• [Set task]
Extract and list every line that contains the word "jeffrey".

Excerpt from a dataset

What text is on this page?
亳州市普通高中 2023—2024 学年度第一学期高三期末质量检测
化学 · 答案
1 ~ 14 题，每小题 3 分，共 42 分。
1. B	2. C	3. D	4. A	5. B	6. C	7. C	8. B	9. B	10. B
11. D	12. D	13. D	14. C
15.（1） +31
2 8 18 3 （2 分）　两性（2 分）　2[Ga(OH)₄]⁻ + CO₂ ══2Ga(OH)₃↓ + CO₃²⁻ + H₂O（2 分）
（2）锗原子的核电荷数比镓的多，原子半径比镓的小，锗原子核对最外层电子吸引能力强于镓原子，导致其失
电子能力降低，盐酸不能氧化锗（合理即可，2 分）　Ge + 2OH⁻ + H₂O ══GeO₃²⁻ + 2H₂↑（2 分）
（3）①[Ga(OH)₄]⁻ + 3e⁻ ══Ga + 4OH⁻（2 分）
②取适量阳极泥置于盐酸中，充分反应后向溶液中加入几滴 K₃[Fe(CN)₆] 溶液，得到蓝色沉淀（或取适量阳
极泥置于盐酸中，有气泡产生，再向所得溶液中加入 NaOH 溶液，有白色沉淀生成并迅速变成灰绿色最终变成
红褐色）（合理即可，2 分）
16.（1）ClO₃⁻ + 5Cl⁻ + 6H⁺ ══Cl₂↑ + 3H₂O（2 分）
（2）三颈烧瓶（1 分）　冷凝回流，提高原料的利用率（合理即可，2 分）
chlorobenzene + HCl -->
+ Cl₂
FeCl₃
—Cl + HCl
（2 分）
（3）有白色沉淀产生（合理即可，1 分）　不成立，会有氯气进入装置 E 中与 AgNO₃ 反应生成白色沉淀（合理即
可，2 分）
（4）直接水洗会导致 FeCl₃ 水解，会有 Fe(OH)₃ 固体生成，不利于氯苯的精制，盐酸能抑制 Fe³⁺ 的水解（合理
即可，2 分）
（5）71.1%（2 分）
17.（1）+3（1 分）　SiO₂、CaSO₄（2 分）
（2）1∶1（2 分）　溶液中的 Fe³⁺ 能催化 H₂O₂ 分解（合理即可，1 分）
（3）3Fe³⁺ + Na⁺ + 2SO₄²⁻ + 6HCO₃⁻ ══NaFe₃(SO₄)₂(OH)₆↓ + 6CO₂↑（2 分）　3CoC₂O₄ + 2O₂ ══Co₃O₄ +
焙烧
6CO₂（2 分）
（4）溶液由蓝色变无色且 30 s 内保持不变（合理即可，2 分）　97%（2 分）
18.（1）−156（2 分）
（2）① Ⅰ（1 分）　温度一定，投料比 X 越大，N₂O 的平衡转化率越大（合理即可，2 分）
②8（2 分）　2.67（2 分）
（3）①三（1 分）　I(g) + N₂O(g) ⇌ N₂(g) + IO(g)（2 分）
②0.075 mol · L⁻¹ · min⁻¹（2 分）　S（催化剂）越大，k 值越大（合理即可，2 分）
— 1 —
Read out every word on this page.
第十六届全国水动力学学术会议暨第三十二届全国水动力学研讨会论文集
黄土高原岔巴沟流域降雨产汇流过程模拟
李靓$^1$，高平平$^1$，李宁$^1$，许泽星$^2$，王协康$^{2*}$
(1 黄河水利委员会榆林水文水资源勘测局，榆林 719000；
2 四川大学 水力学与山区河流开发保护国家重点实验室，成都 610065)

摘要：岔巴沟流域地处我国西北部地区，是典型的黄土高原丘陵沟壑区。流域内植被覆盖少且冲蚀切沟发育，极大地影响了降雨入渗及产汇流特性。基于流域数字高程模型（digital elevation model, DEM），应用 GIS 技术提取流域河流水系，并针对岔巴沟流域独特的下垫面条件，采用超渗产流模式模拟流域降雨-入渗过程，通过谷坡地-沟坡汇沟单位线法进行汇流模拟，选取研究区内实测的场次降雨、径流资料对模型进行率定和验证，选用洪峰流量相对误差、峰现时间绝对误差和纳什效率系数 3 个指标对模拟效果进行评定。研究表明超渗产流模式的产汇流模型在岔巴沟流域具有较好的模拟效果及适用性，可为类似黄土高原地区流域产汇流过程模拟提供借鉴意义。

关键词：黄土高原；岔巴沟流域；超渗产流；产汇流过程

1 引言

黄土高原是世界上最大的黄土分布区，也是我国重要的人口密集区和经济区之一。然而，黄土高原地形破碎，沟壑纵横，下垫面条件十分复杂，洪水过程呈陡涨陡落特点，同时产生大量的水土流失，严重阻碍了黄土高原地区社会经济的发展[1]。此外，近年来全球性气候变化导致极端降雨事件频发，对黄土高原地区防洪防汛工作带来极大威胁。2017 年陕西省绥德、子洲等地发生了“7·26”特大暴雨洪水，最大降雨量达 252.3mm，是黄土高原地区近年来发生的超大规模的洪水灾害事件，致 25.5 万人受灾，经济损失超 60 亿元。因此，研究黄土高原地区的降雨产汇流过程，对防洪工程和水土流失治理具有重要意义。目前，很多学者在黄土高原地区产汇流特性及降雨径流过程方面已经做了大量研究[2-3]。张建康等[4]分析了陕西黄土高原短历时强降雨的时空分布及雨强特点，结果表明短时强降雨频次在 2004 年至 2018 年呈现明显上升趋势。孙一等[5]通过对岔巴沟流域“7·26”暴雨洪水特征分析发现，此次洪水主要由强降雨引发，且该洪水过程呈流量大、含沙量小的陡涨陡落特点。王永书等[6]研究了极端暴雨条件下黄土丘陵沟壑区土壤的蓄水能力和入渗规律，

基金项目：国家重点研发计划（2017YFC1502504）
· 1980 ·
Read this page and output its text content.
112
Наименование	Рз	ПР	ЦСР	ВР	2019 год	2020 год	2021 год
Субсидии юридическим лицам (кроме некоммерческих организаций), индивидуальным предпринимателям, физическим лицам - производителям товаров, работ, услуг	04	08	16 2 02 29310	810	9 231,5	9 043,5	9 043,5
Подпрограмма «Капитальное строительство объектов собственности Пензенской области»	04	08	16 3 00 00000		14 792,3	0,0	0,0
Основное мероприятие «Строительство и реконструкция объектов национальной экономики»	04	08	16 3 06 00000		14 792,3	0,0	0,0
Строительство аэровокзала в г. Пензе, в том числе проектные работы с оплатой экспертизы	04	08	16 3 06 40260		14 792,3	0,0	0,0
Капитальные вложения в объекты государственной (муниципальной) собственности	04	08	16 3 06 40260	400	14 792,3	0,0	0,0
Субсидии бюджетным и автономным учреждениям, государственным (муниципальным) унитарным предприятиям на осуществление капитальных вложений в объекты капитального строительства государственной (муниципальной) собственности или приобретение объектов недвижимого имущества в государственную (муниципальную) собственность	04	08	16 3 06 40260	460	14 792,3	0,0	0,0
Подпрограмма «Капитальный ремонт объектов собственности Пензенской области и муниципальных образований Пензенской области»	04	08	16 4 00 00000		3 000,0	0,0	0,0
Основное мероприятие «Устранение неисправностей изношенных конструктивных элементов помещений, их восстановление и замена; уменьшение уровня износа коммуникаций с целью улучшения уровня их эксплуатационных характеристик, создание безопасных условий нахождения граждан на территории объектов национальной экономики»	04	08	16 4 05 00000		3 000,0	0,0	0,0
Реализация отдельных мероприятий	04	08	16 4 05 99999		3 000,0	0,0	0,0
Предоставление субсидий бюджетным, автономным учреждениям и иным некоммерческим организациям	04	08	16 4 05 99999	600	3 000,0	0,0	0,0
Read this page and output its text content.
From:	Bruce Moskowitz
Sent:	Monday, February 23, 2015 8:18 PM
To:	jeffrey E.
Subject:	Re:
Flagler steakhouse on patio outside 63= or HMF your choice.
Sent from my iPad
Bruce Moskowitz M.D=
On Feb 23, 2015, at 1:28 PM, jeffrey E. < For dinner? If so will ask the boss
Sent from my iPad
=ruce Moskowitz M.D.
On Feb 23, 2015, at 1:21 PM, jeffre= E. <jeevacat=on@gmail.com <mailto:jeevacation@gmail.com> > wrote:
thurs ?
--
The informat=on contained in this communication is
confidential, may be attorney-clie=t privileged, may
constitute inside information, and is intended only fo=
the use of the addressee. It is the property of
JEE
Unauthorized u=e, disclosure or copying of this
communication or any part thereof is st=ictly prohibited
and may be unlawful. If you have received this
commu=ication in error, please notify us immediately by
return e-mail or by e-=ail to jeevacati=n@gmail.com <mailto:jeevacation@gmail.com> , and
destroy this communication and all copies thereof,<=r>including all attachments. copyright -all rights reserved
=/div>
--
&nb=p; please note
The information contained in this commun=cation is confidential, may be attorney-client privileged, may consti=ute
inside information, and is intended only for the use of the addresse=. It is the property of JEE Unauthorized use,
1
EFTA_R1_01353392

• [The solution]
To:	jeffrey E.
On Feb 23, 2015, at 1:28 PM, jeffrey E. < For dinner? If so will ask the boss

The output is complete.